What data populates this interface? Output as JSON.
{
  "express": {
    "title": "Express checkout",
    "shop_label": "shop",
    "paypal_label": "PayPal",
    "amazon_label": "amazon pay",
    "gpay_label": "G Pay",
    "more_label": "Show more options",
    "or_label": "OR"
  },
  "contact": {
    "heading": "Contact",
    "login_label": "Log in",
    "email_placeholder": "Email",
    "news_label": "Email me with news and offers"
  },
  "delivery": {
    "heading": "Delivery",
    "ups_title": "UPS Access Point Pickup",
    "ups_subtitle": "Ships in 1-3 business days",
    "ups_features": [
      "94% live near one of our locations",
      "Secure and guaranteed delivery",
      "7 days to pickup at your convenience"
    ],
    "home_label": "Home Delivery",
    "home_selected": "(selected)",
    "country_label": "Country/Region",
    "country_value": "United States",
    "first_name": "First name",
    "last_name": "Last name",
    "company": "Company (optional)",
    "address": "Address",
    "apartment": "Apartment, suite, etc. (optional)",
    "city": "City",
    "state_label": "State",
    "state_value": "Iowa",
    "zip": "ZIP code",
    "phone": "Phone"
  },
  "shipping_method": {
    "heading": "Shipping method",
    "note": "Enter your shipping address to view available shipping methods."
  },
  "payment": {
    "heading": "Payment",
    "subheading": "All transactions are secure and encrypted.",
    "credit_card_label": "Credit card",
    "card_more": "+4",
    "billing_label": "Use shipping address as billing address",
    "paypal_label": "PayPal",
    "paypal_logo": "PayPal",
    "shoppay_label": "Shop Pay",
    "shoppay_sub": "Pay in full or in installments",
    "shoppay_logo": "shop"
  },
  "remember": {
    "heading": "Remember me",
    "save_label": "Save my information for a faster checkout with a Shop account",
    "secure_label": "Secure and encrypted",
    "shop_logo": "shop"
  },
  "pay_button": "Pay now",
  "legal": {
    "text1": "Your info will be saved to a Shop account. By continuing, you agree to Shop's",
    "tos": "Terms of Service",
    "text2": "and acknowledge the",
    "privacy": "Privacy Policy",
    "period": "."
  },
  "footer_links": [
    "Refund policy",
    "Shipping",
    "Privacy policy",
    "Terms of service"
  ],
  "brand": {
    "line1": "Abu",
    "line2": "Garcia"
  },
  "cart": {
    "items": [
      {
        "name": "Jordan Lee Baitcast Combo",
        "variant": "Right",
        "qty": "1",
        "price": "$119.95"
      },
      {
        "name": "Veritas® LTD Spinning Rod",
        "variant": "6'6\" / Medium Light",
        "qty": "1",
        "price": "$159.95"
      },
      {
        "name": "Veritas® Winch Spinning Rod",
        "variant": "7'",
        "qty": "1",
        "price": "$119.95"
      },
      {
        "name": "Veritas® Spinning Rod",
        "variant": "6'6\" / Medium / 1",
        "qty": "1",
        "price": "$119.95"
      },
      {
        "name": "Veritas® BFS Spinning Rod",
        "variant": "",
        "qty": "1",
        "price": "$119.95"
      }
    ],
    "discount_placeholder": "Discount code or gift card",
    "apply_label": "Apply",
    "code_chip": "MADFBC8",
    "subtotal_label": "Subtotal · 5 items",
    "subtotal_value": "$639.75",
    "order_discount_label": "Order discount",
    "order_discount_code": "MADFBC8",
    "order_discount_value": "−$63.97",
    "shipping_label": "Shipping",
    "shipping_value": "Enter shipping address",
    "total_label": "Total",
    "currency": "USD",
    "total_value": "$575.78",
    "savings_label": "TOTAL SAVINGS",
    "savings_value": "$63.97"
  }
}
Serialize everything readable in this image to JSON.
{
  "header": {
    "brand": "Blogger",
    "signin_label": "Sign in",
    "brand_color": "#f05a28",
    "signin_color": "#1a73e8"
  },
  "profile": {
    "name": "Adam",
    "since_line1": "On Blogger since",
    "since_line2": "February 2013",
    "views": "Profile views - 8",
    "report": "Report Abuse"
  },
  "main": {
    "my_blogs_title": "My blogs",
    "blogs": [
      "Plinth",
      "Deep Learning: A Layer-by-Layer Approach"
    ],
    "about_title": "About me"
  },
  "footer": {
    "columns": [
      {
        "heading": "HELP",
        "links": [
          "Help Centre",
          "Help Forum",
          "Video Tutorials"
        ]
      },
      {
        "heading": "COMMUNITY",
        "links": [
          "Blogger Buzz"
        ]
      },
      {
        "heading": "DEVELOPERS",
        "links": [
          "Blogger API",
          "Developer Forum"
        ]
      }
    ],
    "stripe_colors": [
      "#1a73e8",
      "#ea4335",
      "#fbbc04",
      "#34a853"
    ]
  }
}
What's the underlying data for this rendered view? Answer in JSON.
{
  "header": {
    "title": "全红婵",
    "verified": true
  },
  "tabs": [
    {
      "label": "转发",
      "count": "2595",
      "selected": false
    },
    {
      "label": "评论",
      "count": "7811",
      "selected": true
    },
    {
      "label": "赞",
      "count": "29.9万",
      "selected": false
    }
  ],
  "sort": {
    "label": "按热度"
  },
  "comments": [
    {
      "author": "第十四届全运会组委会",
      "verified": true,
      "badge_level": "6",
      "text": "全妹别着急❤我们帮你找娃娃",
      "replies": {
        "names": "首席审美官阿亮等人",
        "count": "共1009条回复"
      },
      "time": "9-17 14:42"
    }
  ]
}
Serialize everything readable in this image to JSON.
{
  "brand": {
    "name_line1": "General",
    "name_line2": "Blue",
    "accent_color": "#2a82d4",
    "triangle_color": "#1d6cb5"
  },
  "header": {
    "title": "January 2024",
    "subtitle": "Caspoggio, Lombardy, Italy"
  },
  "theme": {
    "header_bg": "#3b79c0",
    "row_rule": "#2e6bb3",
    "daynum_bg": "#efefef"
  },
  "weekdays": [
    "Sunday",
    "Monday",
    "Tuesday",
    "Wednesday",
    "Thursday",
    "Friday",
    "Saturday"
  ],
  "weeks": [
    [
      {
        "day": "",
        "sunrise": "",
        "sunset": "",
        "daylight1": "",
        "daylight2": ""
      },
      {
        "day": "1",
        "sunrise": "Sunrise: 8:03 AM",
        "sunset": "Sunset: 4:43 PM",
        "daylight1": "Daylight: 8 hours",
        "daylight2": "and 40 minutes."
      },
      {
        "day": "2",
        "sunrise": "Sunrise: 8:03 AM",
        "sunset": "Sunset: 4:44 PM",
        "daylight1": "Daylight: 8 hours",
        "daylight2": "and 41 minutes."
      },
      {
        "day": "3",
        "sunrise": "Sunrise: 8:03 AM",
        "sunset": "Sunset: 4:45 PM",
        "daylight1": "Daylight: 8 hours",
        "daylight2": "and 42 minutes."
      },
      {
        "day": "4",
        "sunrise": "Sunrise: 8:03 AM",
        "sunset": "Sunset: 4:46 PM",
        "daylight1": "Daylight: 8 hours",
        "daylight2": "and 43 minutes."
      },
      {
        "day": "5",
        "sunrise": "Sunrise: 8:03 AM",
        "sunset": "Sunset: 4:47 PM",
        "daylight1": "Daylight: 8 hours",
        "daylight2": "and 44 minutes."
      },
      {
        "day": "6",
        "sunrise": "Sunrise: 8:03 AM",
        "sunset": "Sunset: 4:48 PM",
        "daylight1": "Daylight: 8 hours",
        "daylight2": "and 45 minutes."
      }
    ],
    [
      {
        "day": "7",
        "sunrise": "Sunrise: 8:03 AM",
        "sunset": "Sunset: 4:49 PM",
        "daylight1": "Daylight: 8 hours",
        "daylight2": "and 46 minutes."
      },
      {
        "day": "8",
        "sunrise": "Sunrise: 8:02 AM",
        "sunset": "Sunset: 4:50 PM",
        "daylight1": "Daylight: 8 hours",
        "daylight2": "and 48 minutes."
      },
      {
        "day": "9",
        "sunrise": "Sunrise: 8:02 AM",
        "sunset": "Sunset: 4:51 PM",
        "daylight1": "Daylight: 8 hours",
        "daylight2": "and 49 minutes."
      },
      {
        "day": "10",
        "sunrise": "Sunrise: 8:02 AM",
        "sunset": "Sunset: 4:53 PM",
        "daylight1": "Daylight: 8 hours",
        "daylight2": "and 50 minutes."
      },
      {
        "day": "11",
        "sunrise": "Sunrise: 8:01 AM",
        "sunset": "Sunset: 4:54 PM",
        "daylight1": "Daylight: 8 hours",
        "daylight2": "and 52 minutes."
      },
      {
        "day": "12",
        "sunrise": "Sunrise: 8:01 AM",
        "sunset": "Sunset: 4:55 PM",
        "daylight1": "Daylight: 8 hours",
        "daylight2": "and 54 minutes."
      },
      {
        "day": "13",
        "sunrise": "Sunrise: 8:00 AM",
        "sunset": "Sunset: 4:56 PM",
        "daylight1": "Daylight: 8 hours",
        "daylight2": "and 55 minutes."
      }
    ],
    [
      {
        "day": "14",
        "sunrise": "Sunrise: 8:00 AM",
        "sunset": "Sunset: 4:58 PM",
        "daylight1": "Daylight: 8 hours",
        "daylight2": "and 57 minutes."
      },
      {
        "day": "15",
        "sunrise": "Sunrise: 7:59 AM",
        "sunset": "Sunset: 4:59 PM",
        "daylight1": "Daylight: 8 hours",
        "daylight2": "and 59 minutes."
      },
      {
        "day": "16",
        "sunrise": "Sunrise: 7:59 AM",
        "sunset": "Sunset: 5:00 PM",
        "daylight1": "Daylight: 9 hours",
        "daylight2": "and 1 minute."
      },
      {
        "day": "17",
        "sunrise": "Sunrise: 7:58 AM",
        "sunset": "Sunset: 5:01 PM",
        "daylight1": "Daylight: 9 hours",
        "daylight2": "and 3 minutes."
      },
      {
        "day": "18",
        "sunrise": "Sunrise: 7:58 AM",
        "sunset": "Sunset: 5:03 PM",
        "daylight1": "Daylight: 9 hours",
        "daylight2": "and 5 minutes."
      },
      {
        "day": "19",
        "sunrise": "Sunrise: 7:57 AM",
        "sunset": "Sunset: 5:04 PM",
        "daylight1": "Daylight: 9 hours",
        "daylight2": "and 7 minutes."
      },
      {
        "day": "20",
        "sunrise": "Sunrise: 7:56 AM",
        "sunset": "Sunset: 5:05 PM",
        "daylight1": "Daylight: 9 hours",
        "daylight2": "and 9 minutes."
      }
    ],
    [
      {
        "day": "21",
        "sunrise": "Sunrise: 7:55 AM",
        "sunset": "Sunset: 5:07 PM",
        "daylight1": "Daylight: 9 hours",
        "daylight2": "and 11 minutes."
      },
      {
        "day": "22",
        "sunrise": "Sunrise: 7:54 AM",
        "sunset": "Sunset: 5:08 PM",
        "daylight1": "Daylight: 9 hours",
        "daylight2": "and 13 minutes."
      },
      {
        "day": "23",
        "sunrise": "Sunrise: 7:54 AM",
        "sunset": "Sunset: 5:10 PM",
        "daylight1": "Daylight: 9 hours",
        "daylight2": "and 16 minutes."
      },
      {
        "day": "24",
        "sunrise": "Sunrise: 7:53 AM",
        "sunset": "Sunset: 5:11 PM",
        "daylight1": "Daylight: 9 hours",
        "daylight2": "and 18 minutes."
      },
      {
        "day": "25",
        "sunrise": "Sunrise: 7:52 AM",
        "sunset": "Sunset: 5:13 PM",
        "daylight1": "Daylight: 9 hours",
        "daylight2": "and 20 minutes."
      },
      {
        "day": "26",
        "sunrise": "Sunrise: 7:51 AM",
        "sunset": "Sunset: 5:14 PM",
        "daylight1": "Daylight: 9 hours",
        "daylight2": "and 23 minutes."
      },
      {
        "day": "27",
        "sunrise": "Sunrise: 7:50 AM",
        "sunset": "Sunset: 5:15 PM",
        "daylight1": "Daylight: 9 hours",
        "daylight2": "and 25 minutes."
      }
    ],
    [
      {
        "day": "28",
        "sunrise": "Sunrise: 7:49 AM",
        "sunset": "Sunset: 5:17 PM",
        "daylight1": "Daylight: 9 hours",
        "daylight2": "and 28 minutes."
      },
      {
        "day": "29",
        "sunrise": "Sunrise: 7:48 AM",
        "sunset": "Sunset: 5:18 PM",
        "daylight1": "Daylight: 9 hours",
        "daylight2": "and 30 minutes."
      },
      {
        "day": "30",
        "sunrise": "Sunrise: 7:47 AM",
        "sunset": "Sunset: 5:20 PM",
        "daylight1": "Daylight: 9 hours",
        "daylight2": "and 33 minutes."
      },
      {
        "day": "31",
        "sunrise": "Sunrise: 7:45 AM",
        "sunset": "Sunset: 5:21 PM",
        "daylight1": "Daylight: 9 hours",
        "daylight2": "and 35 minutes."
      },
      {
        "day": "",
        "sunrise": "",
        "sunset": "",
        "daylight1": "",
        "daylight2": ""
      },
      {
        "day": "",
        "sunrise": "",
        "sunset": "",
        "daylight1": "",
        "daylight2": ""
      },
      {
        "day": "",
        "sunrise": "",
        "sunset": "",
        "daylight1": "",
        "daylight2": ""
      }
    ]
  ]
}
_____
Copy each line that holds the word "encrypted".

ANSWER TO THIS PROBLEM
    "subheading": "All transactions are secure and encrypted.",
    "secure_label": "Secure and encrypted",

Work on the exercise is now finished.